▶ **EXERCISE INPUTS**
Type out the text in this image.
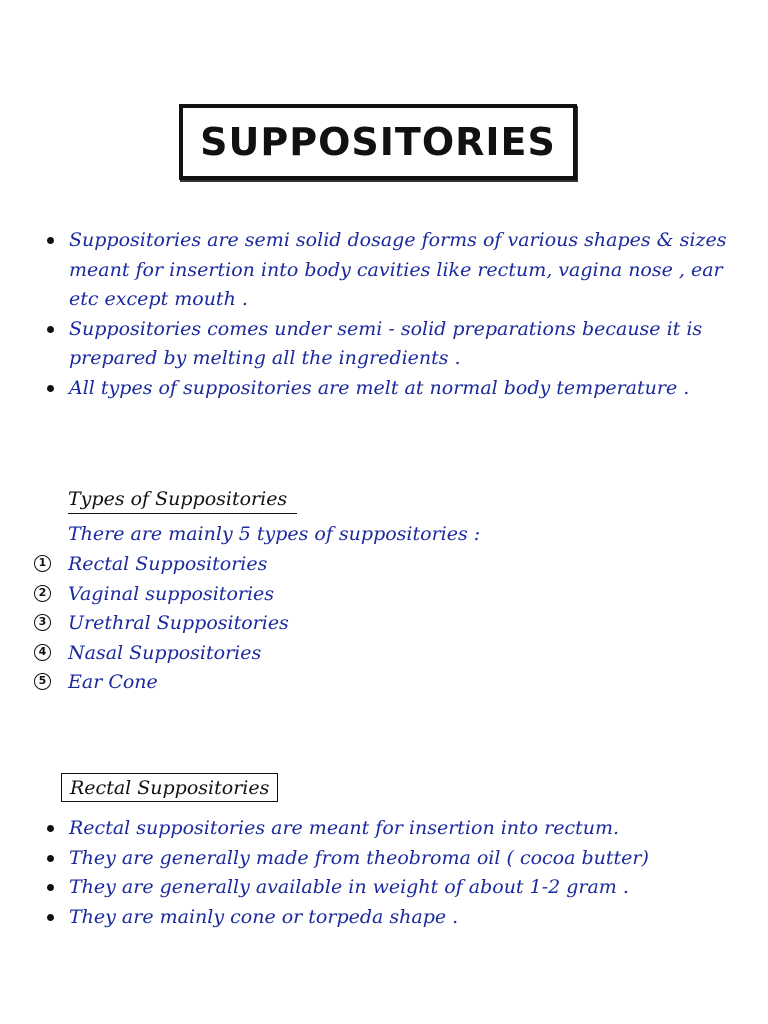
SUPPOSITORIES
Suppositories are semi solid dosage forms of various shapes & sizes meant for insertion into body cavities like rectum, vagina nose , ear etc except mouth .
Suppositories comes under semi - solid preparations because it is prepared by melting all the ingredients .
All types of suppositories are melt at normal body temperature .
Types of Suppositories
There are mainly 5 types of suppositories :
1 Rectal Suppositories
2 Vaginal suppositories
3 Urethral Suppositories
4 Nasal Suppositories
5 Ear Cone
Rectal Suppositories
Rectal suppositories are meant for insertion into rectum.
They are generally made from theobroma oil ( cocoa butter)
They are generally available in weight of about 1-2 gram .
They are mainly cone or torpeda shape .
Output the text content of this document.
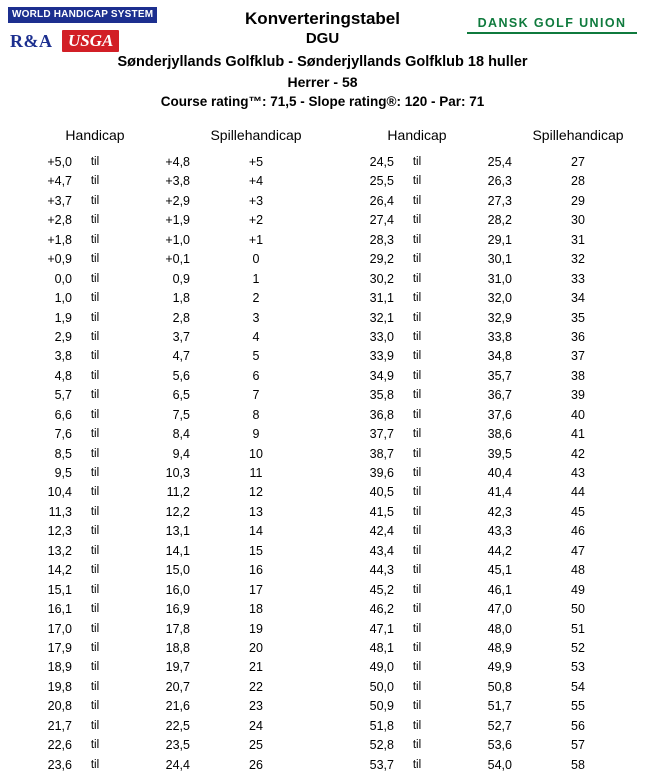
WORLD HANDICAP SYSTEM
R&A USGA
DANSK GOLF UNION
Konverteringstabel
DGU
Sønderjyllands Golfklub - Sønderjyllands Golfklub 18 huller
Herrer - 58
Course rating™: 71,5 - Slope rating®: 120 - Par: 71
Handicap	Spillehandicap
+5,0	til	+4,8	+5
+4,7	til	+3,8	+4
+3,7	til	+2,9	+3
+2,8	til	+1,9	+2
+1,8	til	+1,0	+1
+0,9	til	+0,1	0
0,0	til	0,9	1
1,0	til	1,8	2
1,9	til	2,8	3
2,9	til	3,7	4
3,8	til	4,7	5
4,8	til	5,6	6
5,7	til	6,5	7
6,6	til	7,5	8
7,6	til	8,4	9
8,5	til	9,4	10
9,5	til	10,3	11
10,4	til	11,2	12
11,3	til	12,2	13
12,3	til	13,1	14
13,2	til	14,1	15
14,2	til	15,0	16
15,1	til	16,0	17
16,1	til	16,9	18
17,0	til	17,8	19
17,9	til	18,8	20
18,9	til	19,7	21
19,8	til	20,7	22
20,8	til	21,6	23
21,7	til	22,5	24
22,6	til	23,5	25
23,6	til	24,4	26
Handicap	Spillehandicap
24,5	til	25,4	27
25,5	til	26,3	28
26,4	til	27,3	29
27,4	til	28,2	30
28,3	til	29,1	31
29,2	til	30,1	32
30,2	til	31,0	33
31,1	til	32,0	34
32,1	til	32,9	35
33,0	til	33,8	36
33,9	til	34,8	37
34,9	til	35,7	38
35,8	til	36,7	39
36,8	til	37,6	40
37,7	til	38,6	41
38,7	til	39,5	42
39,6	til	40,4	43
40,5	til	41,4	44
41,5	til	42,3	45
42,4	til	43,3	46
43,4	til	44,2	47
44,3	til	45,1	48
45,2	til	46,1	49
46,2	til	47,0	50
47,1	til	48,0	51
48,1	til	48,9	52
49,0	til	49,9	53
50,0	til	50,8	54
50,9	til	51,7	55
51,8	til	52,7	56
52,8	til	53,6	57
53,7	til	54,0	58
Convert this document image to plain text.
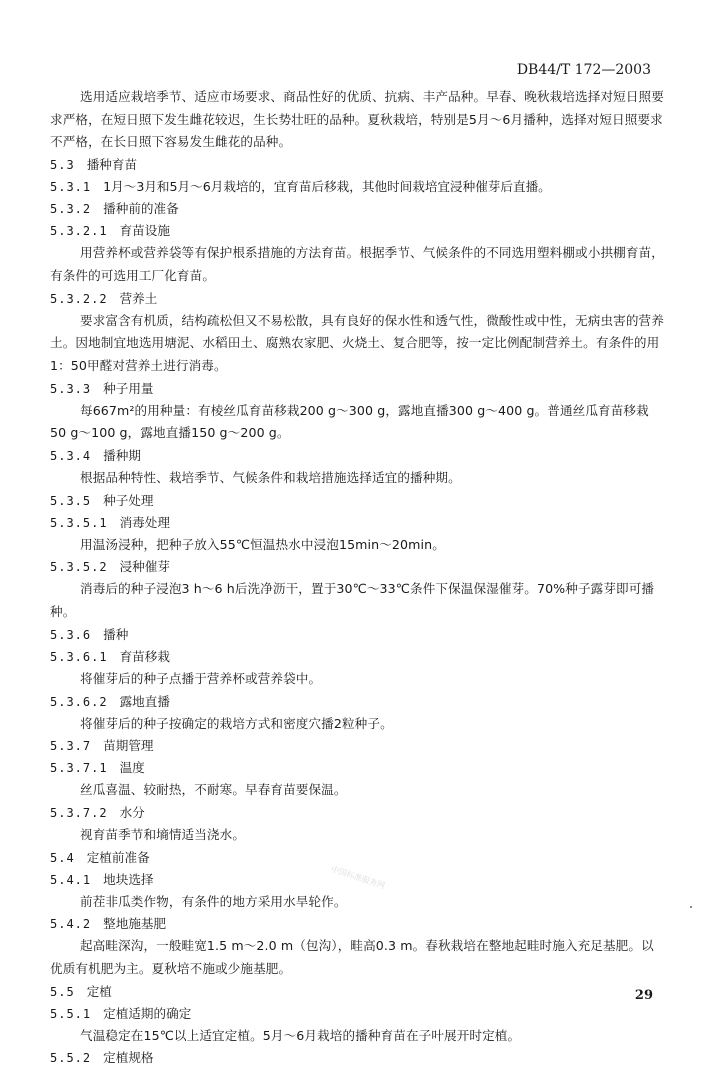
DB44/T 172—2003
中国标准服务网
选用适应栽培季节、适应市场要求、商品性好的优质、抗病、丰产品种。早春、晚秋栽培选择对短日照要求严格，在短日照下发生雌花较迟，生长势壮旺的品种。夏秋栽培，特别是5月～6月播种，选择对短日照要求不严格，在长日照下容易发生雌花的品种。
5.3 播种育苗
5.3.1 1月～3月和5月～6月栽培的，宜育苗后移栽，其他时间栽培宜浸种催芽后直播。
5.3.2 播种前的准备
5.3.2.1 育苗设施
用营养杯或营养袋等有保护根系措施的方法育苗。根据季节、气候条件的不同选用塑料棚或小拱棚育苗，有条件的可选用工厂化育苗。
5.3.2.2 营养土
要求富含有机质，结构疏松但又不易松散，具有良好的保水性和透气性，微酸性或中性，无病虫害的营养土。因地制宜地选用塘泥、水稻田土、腐熟农家肥、火烧土、复合肥等，按一定比例配制营养土。有条件的用1：50甲醛对营养土进行消毒。
5.3.3 种子用量
每667m²的用种量：有棱丝瓜育苗移栽200 g～300 g，露地直播300 g～400 g。普通丝瓜育苗移栽50 g～100 g，露地直播150 g～200 g。
5.3.4 播种期
根据品种特性、栽培季节、气候条件和栽培措施选择适宜的播种期。
5.3.5 种子处理
5.3.5.1 消毒处理
用温汤浸种，把种子放入55℃恒温热水中浸泡15min～20min。
5.3.5.2 浸种催芽
消毒后的种子浸泡3 h～6 h后洗净沥干，置于30℃～33℃条件下保温保湿催芽。70%种子露芽即可播种。
5.3.6 播种
5.3.6.1 育苗移栽
将催芽后的种子点播于营养杯或营养袋中。
5.3.6.2 露地直播
将催芽后的种子按确定的栽培方式和密度穴播2粒种子。
5.3.7 苗期管理
5.3.7.1 温度
丝瓜喜温、较耐热，不耐寒。早春育苗要保温。
5.3.7.2 水分
视育苗季节和墒情适当浇水。
5.4 定植前准备
5.4.1 地块选择
前茬非瓜类作物，有条件的地方采用水旱轮作。
5.4.2 整地施基肥
起高畦深沟，一般畦宽1.5 m～2.0 m（包沟），畦高0.3 m。春秋栽培在整地起畦时施入充足基肥。以优质有机肥为主。夏秋培不施或少施基肥。
5.5 定植
5.5.1 定植适期的确定
气温稳定在15℃以上适宜定植。5月～6月栽培的播种育苗在子叶展开时定植。
5.5.2 定植规格
29
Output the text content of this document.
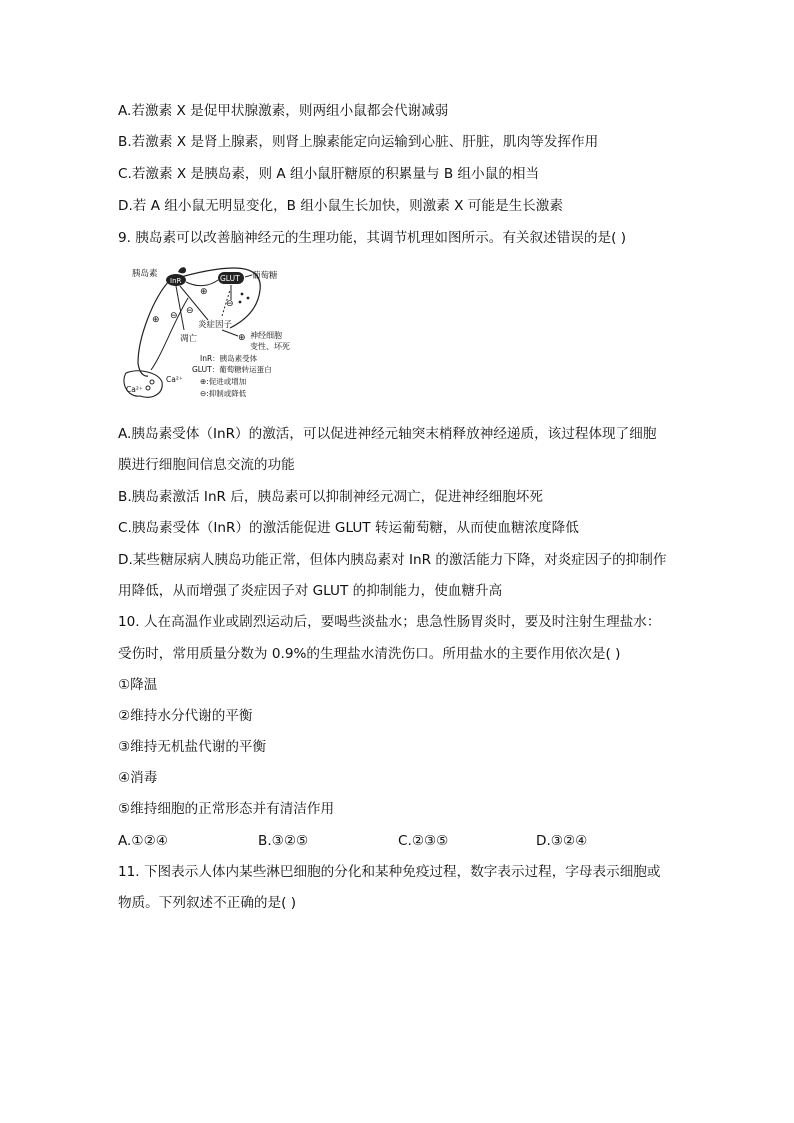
A.若激素 X 是促甲状腺激素，则两组小鼠都会代谢减弱
B.若激素 X 是肾上腺素，则肾上腺素能定向运输到心脏、肝脏，肌肉等发挥作用
C.若激素 X 是胰岛素，则 A 组小鼠肝糖原的积累量与 B 组小鼠的相当
D.若 A 组小鼠无明显变化，B 组小鼠生长加快，则激素 X 可能是生长激素
9. 胰岛素可以改善脑神经元的生理功能，其调节机理如图所示。有关叙述错误的是( )
InR
胰岛素	GLUT 葡萄糖
⊕
⊖
⊖
炎症因子
凋亡
⊖
⊕ 神经细胞
变性、坏死
⊕
Ca²⁺
Ca²⁺
InR：胰岛素受体
GLUT：葡萄糖转运蛋白
⊕:促进或增加
⊖:抑制或降低
A.胰岛素受体（InR）的激活，可以促进神经元轴突末梢释放神经递质，该过程体现了细胞
膜进行细胞间信息交流的功能
B.胰岛素激活 InR 后，胰岛素可以抑制神经元凋亡，促进神经细胞坏死
C.胰岛素受体（InR）的激活能促进 GLUT 转运葡萄糖，从而使血糖浓度降低
D.某些糖尿病人胰岛功能正常，但体内胰岛素对 InR 的激活能力下降，对炎症因子的抑制作
用降低，从而增强了炎症因子对 GLUT 的抑制能力，使血糖升高
10. 人在高温作业或剧烈运动后，要喝些淡盐水；患急性肠胃炎时，要及时注射生理盐水：
受伤时，常用质量分数为 0.9%的生理盐水清洗伤口。所用盐水的主要作用依次是( )
①降温
②维持水分代谢的平衡
③维持无机盐代谢的平衡
④消毒
⑤维持细胞的正常形态并有清洁作用
A.①②④	B.③②⑤	C.②③⑤	D.③②④
11. 下图表示人体内某些淋巴细胞的分化和某种免疫过程，数字表示过程，字母表示细胞或
物质。下列叙述不正确的是( )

▶ **EXERCISE**
Count how many lines in the data contain the word "image", giving the number without comment.

▶ **TASK OUTPUT**
2